(Entries with figure data)
*-*-*
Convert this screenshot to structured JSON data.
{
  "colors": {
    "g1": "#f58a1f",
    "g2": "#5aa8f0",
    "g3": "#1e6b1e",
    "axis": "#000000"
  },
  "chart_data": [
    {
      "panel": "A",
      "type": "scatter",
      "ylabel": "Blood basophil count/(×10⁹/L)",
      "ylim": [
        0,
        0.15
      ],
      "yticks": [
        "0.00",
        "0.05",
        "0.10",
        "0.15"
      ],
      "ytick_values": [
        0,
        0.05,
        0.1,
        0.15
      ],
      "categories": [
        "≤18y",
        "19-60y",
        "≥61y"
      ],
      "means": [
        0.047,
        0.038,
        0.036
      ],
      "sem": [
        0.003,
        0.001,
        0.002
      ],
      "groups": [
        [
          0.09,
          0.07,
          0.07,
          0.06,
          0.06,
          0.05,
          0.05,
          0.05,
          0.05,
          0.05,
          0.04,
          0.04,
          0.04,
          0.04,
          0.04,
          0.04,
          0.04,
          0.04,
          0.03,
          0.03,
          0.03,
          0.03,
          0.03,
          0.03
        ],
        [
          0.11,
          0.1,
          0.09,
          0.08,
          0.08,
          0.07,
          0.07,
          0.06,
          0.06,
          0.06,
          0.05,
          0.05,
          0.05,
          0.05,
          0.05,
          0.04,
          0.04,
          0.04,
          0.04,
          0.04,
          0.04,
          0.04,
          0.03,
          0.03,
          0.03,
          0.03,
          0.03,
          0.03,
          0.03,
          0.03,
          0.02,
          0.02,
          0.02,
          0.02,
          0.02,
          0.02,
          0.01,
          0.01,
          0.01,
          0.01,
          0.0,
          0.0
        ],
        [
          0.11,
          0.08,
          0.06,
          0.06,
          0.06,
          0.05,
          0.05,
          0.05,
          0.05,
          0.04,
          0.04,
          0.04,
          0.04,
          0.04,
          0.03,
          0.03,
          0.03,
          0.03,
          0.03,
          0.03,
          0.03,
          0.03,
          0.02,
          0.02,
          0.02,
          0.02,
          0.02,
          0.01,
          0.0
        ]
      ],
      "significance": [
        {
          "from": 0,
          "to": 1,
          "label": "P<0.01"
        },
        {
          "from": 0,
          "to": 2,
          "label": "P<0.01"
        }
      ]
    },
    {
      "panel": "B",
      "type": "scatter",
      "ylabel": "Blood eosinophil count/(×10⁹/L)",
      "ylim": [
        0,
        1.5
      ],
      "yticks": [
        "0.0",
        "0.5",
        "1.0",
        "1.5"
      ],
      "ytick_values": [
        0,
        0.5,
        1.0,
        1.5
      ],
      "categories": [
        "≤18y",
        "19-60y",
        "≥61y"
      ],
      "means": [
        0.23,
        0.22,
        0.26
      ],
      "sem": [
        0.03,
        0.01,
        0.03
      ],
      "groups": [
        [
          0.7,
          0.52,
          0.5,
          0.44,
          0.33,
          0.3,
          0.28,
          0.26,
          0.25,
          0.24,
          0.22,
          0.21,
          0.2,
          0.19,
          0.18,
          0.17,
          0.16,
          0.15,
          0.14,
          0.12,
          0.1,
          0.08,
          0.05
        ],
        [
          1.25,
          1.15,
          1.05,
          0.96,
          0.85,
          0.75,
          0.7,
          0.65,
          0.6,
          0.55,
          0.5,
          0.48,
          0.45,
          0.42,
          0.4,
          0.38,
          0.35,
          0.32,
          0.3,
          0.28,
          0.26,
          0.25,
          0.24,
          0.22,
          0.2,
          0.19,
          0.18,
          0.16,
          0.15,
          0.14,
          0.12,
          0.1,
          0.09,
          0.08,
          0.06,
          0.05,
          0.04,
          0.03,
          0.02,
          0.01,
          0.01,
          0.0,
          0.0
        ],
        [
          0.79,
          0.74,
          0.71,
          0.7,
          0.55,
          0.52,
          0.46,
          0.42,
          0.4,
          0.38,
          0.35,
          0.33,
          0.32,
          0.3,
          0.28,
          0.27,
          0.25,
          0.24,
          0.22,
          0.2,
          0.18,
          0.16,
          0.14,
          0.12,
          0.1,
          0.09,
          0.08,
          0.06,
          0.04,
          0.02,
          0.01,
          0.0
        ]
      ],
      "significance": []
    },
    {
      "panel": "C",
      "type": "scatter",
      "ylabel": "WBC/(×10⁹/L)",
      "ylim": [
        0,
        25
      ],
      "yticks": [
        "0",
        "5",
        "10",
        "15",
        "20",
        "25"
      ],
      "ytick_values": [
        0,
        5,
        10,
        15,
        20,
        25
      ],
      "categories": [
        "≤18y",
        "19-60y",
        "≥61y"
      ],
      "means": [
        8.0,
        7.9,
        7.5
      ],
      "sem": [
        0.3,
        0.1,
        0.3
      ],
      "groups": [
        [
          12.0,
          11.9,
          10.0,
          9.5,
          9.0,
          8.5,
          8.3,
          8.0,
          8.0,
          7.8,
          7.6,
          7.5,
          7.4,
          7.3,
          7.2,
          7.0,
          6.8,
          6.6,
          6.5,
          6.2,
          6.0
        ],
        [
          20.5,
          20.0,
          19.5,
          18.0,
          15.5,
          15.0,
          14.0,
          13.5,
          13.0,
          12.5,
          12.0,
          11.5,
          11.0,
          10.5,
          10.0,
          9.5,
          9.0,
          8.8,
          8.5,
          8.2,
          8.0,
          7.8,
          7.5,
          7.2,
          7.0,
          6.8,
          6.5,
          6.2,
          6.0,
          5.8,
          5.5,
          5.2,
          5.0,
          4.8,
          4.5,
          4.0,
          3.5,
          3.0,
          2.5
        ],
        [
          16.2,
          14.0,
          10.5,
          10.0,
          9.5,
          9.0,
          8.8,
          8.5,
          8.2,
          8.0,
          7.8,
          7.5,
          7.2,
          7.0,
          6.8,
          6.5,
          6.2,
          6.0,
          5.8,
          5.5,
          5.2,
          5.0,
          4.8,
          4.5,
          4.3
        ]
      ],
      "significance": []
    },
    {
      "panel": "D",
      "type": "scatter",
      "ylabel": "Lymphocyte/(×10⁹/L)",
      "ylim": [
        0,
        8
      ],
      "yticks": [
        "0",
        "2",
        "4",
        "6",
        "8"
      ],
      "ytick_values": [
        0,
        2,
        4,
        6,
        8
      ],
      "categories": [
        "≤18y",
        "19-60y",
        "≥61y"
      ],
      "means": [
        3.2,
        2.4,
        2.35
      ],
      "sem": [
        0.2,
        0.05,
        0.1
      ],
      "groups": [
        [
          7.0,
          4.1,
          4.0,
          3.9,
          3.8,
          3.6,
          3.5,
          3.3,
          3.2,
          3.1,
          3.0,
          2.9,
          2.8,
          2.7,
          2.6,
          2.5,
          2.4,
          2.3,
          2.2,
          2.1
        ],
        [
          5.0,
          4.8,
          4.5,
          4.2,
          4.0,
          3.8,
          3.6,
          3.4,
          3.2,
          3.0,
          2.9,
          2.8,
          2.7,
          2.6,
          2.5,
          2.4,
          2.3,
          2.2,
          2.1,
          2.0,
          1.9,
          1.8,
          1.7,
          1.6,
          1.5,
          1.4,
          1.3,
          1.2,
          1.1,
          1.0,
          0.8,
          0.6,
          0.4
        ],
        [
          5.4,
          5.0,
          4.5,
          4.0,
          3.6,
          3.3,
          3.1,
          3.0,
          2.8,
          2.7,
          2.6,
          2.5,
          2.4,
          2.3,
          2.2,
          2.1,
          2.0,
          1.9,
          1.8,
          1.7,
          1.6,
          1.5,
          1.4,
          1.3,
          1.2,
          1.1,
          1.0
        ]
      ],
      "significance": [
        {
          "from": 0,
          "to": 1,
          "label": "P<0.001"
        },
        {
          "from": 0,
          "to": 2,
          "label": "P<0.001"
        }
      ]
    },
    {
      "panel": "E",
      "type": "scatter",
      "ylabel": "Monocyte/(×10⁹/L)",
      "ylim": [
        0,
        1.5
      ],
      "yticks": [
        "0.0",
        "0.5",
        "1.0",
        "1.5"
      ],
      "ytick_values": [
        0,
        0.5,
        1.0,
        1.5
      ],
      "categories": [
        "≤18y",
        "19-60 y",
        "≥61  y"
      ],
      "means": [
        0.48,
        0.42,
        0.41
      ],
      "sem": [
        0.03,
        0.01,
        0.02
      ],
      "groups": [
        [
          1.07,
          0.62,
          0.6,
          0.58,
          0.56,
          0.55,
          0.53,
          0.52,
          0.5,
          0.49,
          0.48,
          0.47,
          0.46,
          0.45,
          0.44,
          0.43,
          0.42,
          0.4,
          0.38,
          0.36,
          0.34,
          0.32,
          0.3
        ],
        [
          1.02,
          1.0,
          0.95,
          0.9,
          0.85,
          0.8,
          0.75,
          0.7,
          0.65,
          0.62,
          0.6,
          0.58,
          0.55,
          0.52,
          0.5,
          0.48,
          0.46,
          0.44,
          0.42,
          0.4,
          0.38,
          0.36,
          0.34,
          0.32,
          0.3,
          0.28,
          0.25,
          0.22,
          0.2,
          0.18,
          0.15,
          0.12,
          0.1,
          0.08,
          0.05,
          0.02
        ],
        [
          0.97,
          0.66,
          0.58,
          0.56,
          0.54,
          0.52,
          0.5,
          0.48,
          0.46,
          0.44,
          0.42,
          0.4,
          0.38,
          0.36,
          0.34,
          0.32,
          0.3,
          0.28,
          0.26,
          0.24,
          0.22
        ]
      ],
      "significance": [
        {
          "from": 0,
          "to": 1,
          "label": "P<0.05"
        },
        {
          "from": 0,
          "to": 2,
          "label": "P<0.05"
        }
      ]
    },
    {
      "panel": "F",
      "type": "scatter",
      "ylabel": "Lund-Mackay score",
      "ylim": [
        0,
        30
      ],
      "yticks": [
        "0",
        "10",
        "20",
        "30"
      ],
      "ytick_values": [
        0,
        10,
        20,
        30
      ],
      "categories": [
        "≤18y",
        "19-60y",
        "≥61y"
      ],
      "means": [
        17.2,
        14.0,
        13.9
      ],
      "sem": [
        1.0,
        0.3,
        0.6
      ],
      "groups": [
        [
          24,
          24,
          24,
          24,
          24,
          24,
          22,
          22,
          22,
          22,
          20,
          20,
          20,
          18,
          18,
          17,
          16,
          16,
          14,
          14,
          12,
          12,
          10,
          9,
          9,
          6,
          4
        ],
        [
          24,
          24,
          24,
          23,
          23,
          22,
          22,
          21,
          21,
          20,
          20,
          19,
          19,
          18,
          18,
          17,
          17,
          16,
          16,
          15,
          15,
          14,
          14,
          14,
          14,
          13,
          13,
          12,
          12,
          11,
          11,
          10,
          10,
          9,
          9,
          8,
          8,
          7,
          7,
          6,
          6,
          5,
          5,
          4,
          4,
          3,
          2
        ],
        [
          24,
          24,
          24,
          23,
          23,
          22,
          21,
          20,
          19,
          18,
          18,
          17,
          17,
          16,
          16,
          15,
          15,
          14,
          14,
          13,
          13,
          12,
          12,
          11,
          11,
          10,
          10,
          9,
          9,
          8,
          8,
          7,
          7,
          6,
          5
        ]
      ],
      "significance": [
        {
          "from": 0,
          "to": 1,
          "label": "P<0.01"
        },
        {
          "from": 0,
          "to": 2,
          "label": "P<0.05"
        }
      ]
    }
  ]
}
*-*-*
**EXERCISE PROMPT:**
Go over the records above and tally the lines with the word "count" in them. Give the number alone.

**RESULT OF THIS EXERCISE:**
2